Interposição Fraudulenta Comprovada – Teoria e Prática

O comércio exterior brasileiro tem apresentado números cada vez mais expressivos. A primeira previsão para a balança comercial em 2025, divulgada pelo Ministério do Desenvolvimento, Indústria, Comércio e Serviços (Mdic)[1], estima que, este ano, as importações deverão atingir um patamar entre US$ 260 bilhões e US$ 280 bilhões, um aumento de cerca de 6,6% em relação a 2024.

Em um cenário no qual as operações de comércio exterior têm sido vitais para o desenvolvimento da economia nacional, alguns assuntos ganham relevância, como, por exemplo, as autuações promovidas pela Receita Federal acusando intervenientes da prática de interposição fraudulenta.

A globalização das cadeias de suprimento e a busca por maior eficiência operacional aumentaram a complexidade das operações de comércio exterior, o que, inegavelmente, demanda maior controle fiscal e aduaneiro. Por outro lado, também parece estar havendo uma aplicação generalizada da sanção de perdimento em situações nas quais não se verificam os elementos típicos da interposição fraudulenta.

Há duas modalidades de interposição fraudulenta, previstas no artigo 23 do Decreto-Lei nº 1.455/76 e no artigo 689 do Regulamento Aduaneiro: (i) presumida, que se caracteriza pela ausência de comprovação da origem, disponibilidade e transferência dos recursos empregados nas operações; e (ii) comprovada, que se caracteriza pela ocultação do sujeito passivo, real vendedor, comprador ou responsável por uma operação de importação ou exportação, mediante fraude ou simulação, inclusive a interposição fraudulenta de terceiros.

*****

● **OBJETIVO DA TAREFA**:
Prossiga com o texto sobre interposição fraudulenta no comércio exterior a partir do ponto em que ele se encerra.

Anotações de caixas delimitadoras:

*****

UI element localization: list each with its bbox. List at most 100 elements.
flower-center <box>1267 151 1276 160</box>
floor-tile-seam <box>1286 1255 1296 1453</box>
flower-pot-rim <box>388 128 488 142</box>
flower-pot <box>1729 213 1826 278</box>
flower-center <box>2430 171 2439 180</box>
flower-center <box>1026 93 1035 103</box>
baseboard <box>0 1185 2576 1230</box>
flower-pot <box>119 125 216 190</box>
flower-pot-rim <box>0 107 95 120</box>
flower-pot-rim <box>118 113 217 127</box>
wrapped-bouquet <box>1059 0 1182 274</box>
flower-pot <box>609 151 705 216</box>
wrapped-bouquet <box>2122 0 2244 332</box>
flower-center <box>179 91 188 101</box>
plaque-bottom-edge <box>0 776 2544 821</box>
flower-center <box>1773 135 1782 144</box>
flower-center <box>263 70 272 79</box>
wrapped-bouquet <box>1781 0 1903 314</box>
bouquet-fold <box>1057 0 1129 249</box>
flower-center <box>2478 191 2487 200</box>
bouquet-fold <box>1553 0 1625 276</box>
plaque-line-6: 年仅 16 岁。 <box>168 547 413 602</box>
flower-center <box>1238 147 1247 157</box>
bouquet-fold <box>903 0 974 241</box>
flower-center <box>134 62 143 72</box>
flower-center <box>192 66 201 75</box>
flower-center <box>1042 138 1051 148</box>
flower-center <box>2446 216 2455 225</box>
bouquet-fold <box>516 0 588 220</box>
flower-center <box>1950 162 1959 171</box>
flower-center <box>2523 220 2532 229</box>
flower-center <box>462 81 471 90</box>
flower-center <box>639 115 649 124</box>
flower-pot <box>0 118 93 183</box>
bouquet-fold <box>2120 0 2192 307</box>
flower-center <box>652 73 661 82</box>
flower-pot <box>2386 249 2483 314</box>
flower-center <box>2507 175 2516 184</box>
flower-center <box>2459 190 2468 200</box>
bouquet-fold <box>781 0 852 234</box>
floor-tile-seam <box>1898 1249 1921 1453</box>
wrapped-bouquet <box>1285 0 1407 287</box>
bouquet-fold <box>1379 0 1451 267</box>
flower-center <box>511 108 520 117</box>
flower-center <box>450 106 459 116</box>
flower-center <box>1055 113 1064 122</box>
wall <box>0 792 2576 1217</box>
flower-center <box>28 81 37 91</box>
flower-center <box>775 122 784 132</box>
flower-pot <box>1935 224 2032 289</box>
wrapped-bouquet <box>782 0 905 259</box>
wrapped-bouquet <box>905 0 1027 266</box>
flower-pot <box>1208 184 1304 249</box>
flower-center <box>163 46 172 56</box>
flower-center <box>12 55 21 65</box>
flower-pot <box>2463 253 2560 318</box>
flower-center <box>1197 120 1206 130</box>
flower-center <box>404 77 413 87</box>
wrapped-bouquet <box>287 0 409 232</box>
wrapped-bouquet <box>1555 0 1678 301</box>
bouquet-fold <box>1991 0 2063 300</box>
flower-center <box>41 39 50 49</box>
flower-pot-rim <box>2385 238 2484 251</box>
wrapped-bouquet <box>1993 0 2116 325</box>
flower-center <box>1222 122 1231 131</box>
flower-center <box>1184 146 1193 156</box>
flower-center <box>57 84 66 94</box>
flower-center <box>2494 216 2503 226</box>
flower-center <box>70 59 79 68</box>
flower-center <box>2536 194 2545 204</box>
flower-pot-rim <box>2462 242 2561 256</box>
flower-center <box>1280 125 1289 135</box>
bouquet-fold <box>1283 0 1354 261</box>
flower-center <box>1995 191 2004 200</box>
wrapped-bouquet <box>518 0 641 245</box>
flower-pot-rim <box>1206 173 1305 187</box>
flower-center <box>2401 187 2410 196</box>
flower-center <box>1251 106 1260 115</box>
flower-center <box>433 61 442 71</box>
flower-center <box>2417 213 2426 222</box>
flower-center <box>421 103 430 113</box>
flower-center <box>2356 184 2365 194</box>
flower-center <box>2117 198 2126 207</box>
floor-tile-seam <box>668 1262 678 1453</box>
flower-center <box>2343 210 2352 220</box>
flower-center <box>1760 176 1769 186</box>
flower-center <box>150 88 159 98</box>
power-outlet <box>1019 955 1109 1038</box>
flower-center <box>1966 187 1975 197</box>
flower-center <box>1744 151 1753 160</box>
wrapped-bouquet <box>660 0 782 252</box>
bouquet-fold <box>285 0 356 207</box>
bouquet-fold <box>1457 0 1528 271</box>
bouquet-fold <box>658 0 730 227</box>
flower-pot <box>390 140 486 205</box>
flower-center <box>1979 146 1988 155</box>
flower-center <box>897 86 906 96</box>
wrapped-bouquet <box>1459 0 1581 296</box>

*****

● **RESPOSTA DA TAREFA**:
Ambas as infrações caracterizam-se como dano ao erário e são puníveis com a pena de perdimento da mercadoria. Caso as mercadorias não sejam localizadas ou tenham sido consumidas ou comercializadas, a pena de perdimento é convertida em multa equivalente ao valor aduaneiro das mercadorias.

Embora não se pretenda esgotar a matéria, é válido trazer algumas ponderações sobre a aplicação indiscriminada de uma penalidade que, em razão da sua própria gravidade, deveria ser aplicada de maneira criteriosa e seguindo os ditames legais – o que, como veremos adiante, não necessariamente acontece. A análise será focada na modalidade comprovada de interposição fraudulenta.

Requisitos da Interposição Fraudulenta Comprovada

Como o próprio nome indica, a “interposição fraudulenta comprovada” requer comprovação. Assim, em uma acusação fundamentada nesse tipo infracional, o Fisco não pode se limitar a alegar que os atos praticados pelas partes teriam resultado em ocultação do real responsável pelas operações de comércio exterior. É necessário que haja a inequívoca comprovação do dolo das partes em promover a ocultação deste responsável mediante fraude ou simulação.

O referido tipo infracional apresenta os seguintes requisitos essenciais para a sua caraterização:

Ocultação da parte nas operações de comércio exterior: deve haver a comprovação de que o real responsável pelas operações de comércio exterior foi indevidamente ocultado dos controles aduaneiros.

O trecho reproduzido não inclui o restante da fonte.